** start of Supplied data **

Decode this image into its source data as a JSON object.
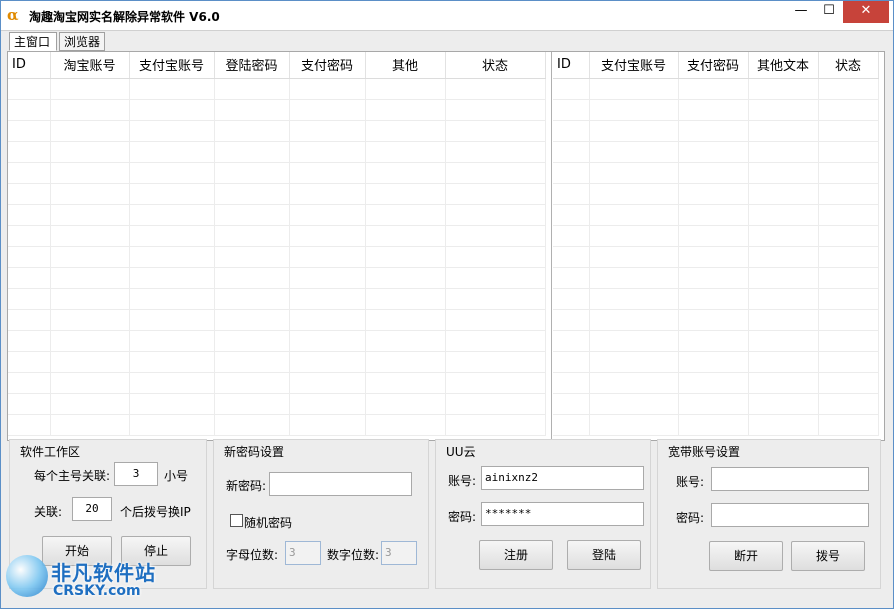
{
  "window": {
    "title": "淘趣淘宝网实名解除异常软件   V6.0",
    "icon": "alpha-icon",
    "min": "—",
    "max": "☐",
    "close": "✕"
  },
  "tabs": [
    {
      "label": "主窗口",
      "active": true
    },
    {
      "label": "浏览器",
      "active": false
    }
  ],
  "left_table": {
    "columns": [
      "ID",
      "淘宝账号",
      "支付宝账号",
      "登陆密码",
      "支付密码",
      "其他",
      "状态"
    ],
    "rows": []
  },
  "right_table": {
    "columns": [
      "ID",
      "支付宝账号",
      "支付密码",
      "其他文本",
      "状态"
    ],
    "rows": []
  },
  "work_area": {
    "title": "软件工作区",
    "per_main_label": "每个主号关联:",
    "per_main_value": "3",
    "per_main_suffix": "小号",
    "link_label": "关联:",
    "link_value": "20",
    "link_suffix": "个后拨号换IP",
    "start_label": "开始",
    "stop_label": "停止"
  },
  "new_password": {
    "title": "新密码设置",
    "password_label": "新密码:",
    "password_value": "",
    "random_label": "随机密码",
    "random_checked": false,
    "letters_label": "字母位数:",
    "letters_value": "3",
    "digits_label": "数字位数:",
    "digits_value": "3"
  },
  "uu_cloud": {
    "title": "UU云",
    "account_label": "账号:",
    "account_value": "ainixnz2",
    "password_label": "密码:",
    "password_value": "*******",
    "register_label": "注册",
    "login_label": "登陆"
  },
  "broadband": {
    "title": "宽带账号设置",
    "account_label": "账号:",
    "account_value": "",
    "password_label": "密码:",
    "password_value": "",
    "disconnect_label": "断开",
    "dial_label": "拨号"
  },
  "watermark": {
    "text": "非凡软件站",
    "sub": "CRSKY.com"
  }
}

** end of Supplied data **

• **Exercise details**
Without including any pictures, please restate all the records exactly.

• **The completed task**
Decode this image into its source data as a JSON object.
{
  "window": {
    "title": "淘趣淘宝网实名解除异常软件   V6.0",
    "icon": "alpha-icon",
    "min": "—",
    "max": "☐",
    "close": "✕"
  },
  "tabs": [
    {
      "label": "主窗口",
      "active": true
    },
    {
      "label": "浏览器",
      "active": false
    }
  ],
  "left_table": {
    "columns": [
      "ID",
      "淘宝账号",
      "支付宝账号",
      "登陆密码",
      "支付密码",
      "其他",
      "状态"
    ],
    "rows": []
  },
  "right_table": {
    "columns": [
      "ID",
      "支付宝账号",
      "支付密码",
      "其他文本",
      "状态"
    ],
    "rows": []
  },
  "work_area": {
    "title": "软件工作区",
    "per_main_label": "每个主号关联:",
    "per_main_value": "3",
    "per_main_suffix": "小号",
    "link_label": "关联:",
    "link_value": "20",
    "link_suffix": "个后拨号换IP",
    "start_label": "开始",
    "stop_label": "停止"
  },
  "new_password": {
    "title": "新密码设置",
    "password_label": "新密码:",
    "password_value": "",
    "random_label": "随机密码",
    "random_checked": false,
    "letters_label": "字母位数:",
    "letters_value": "3",
    "digits_label": "数字位数:",
    "digits_value": "3"
  },
  "uu_cloud": {
    "title": "UU云",
    "account_label": "账号:",
    "account_value": "ainixnz2",
    "password_label": "密码:",
    "password_value": "*******",
    "register_label": "注册",
    "login_label": "登陆"
  },
  "broadband": {
    "title": "宽带账号设置",
    "account_label": "账号:",
    "account_value": "",
    "password_label": "密码:",
    "password_value": "",
    "disconnect_label": "断开",
    "dial_label": "拨号"
  },
  "watermark": {
    "text": "非凡软件站",
    "sub": "CRSKY.com"
  }
}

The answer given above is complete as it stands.